-- Provided data start --

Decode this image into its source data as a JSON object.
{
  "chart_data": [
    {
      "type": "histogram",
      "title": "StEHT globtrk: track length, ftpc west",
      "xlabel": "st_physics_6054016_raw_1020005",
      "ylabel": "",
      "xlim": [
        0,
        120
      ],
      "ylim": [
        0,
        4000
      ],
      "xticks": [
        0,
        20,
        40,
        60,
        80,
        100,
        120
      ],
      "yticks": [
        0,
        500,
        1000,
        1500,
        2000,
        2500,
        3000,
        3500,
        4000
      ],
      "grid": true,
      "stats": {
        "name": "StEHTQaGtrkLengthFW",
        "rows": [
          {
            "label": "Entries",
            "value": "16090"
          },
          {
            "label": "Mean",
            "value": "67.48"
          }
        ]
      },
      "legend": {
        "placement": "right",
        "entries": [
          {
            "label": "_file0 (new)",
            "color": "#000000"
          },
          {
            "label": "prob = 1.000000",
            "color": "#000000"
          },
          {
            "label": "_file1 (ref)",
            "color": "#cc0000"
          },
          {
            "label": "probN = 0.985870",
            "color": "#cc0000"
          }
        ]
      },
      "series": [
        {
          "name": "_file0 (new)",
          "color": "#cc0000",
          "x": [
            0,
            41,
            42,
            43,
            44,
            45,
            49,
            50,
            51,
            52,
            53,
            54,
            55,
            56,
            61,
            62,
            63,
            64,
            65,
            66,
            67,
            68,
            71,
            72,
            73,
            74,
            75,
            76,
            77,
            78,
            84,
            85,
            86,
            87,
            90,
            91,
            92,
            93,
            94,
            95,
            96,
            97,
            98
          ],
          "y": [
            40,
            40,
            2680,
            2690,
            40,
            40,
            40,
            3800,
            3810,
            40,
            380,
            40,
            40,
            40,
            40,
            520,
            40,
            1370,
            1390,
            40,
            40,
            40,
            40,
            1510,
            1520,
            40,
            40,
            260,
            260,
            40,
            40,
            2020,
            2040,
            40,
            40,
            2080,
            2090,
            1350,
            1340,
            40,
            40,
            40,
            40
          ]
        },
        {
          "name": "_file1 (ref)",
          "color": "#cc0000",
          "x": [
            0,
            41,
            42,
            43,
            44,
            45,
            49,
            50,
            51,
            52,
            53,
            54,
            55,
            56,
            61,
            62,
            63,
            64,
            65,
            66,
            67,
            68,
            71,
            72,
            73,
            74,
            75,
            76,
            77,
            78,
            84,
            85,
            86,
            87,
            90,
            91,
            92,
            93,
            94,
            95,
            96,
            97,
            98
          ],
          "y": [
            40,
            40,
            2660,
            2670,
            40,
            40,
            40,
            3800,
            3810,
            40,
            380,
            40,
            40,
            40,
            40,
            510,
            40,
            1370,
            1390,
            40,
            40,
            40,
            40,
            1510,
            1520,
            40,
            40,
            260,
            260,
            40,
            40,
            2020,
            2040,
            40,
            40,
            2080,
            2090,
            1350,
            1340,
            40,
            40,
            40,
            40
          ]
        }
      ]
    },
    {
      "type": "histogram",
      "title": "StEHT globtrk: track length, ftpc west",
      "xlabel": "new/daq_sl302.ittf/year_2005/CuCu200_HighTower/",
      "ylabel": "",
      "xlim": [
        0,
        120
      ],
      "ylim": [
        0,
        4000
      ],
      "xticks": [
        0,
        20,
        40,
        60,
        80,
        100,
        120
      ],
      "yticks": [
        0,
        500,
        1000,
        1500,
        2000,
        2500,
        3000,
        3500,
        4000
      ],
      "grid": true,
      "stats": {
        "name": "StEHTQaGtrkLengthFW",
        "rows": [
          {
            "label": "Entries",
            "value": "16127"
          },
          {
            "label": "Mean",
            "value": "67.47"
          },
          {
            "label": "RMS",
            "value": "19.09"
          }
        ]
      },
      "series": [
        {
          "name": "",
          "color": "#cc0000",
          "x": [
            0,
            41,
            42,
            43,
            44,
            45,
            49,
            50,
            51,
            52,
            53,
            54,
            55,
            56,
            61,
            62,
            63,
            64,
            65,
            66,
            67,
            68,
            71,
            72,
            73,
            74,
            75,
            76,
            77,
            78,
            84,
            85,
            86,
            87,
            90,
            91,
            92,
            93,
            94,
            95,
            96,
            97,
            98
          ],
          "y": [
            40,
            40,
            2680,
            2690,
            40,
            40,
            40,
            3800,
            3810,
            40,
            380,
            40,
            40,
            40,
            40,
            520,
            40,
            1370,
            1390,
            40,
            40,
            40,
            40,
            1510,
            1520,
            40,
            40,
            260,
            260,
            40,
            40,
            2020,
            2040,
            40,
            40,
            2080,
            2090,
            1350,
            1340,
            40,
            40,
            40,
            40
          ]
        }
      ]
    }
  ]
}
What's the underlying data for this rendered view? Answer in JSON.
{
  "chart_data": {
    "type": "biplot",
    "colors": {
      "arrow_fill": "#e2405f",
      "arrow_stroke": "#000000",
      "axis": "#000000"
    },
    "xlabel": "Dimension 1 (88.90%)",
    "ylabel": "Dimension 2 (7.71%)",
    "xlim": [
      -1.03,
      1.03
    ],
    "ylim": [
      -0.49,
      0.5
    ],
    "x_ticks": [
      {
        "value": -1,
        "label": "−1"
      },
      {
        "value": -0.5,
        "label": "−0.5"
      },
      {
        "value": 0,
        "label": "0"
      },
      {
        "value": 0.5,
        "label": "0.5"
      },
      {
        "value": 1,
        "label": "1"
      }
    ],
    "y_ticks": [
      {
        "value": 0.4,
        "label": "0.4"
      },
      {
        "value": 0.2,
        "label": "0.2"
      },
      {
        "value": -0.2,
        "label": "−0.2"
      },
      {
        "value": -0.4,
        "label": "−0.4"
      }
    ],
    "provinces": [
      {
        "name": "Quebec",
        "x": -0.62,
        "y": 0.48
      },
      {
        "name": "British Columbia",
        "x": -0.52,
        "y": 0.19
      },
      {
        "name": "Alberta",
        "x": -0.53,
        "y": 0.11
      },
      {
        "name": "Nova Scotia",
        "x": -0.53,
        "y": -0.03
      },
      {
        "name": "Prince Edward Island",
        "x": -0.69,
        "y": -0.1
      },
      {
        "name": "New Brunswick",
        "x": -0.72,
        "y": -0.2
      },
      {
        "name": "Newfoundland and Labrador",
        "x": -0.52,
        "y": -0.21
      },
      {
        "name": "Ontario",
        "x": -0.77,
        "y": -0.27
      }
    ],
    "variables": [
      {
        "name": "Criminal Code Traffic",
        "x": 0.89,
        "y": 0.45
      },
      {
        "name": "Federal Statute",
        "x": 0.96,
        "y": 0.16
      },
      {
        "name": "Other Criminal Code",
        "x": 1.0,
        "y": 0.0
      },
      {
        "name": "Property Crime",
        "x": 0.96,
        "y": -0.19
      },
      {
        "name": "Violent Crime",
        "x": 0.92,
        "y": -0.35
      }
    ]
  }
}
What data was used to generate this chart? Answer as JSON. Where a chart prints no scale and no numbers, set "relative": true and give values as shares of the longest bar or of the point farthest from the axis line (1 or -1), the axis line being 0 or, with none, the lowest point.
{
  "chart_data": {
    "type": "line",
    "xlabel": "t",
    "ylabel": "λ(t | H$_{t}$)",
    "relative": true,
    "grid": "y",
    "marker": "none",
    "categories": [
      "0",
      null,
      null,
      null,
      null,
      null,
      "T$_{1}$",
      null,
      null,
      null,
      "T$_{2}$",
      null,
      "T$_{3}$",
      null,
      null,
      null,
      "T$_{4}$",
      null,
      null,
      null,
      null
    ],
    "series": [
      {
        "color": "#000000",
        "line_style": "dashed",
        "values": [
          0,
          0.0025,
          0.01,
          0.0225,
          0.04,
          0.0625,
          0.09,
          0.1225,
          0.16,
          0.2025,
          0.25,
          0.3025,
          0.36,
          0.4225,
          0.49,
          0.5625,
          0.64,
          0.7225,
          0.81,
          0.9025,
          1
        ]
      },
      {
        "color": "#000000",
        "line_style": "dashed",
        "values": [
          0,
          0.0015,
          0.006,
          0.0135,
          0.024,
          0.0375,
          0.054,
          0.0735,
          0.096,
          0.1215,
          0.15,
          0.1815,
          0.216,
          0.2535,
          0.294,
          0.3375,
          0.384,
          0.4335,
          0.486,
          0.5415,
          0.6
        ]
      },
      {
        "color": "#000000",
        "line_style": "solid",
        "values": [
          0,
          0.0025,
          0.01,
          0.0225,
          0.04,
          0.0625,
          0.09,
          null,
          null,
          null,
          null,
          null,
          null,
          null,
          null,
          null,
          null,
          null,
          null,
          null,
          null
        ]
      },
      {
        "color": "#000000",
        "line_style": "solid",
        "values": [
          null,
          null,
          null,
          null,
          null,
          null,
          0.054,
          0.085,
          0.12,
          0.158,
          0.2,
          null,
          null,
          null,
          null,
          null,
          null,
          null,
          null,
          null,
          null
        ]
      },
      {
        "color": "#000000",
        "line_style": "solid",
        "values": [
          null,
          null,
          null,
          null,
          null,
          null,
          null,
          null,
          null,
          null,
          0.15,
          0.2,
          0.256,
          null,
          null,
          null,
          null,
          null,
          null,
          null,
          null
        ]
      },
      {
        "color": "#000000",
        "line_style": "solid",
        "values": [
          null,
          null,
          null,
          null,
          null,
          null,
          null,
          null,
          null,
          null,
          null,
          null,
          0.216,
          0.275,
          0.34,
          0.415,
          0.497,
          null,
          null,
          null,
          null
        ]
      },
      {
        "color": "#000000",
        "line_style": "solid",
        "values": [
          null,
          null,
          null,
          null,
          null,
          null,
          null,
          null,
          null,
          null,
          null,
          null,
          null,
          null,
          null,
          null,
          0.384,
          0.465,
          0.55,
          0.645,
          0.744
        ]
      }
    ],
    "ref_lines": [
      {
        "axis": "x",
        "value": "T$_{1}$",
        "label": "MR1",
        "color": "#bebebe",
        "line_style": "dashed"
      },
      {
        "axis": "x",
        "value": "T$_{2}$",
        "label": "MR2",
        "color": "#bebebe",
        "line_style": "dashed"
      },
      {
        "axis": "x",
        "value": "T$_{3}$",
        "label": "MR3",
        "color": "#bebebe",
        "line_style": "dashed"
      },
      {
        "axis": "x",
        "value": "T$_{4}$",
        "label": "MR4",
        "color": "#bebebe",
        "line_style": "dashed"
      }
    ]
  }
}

-- Provided data end --

Look through the entries and return every line where "Criminal" appears.

Result below:
        "name": "Criminal Code Traffic",
        "name": "Other Criminal Code",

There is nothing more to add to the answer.